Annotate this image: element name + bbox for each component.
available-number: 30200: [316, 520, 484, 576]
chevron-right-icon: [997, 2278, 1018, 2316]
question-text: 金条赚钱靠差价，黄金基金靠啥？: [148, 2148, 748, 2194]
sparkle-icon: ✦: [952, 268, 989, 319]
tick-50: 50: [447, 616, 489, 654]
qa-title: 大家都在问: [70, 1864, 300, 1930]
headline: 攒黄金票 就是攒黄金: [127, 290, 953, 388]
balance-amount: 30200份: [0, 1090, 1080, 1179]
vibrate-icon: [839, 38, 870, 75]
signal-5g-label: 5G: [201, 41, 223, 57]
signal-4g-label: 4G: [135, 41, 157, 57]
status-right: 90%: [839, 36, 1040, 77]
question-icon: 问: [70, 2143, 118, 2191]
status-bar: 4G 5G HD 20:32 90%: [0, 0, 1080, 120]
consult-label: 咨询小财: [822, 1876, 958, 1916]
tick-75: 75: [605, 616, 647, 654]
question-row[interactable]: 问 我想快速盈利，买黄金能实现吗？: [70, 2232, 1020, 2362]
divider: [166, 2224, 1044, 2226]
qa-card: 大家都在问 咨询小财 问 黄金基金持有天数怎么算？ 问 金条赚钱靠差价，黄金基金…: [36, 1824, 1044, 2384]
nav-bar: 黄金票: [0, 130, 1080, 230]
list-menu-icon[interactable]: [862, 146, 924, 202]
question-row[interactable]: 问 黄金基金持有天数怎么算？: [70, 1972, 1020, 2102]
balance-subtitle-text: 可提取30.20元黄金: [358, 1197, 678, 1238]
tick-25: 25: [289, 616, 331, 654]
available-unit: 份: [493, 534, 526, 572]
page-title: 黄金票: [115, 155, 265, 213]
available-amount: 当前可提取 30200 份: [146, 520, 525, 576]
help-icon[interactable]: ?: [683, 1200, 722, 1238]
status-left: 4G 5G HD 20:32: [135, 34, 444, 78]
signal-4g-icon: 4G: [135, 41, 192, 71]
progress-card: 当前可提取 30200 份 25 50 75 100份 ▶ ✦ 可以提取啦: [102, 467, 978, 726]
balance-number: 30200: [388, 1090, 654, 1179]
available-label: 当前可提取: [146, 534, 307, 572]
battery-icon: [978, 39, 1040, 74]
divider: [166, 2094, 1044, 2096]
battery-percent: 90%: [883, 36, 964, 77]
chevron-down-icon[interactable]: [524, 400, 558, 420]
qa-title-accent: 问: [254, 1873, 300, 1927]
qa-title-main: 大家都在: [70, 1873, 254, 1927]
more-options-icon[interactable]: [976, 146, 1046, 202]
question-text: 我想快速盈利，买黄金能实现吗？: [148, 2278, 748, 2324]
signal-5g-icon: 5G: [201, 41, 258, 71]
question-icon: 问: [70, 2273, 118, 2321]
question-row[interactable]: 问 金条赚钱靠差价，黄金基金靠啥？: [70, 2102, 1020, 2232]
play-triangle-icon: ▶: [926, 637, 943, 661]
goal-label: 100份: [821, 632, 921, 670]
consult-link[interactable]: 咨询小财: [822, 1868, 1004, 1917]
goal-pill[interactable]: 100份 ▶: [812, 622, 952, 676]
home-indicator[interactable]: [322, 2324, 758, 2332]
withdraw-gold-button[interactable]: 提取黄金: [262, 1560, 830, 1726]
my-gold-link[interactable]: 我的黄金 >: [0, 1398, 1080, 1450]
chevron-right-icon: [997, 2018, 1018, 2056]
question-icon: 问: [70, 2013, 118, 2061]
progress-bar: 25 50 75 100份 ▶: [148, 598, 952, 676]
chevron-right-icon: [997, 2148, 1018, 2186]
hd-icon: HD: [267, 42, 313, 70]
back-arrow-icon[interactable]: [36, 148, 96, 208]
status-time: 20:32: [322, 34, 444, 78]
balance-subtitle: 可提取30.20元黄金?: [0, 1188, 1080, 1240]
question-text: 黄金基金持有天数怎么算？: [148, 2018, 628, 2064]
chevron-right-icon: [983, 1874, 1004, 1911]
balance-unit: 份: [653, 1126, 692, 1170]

» Task details: Return every line of the items above that contains the string "买黄金能实现吗".

» Output for this task:
question-row[interactable]: 问 我想快速盈利，买黄金能实现吗？: [70, 2232, 1020, 2362]
question-text: 我想快速盈利，买黄金能实现吗？: [148, 2278, 748, 2324]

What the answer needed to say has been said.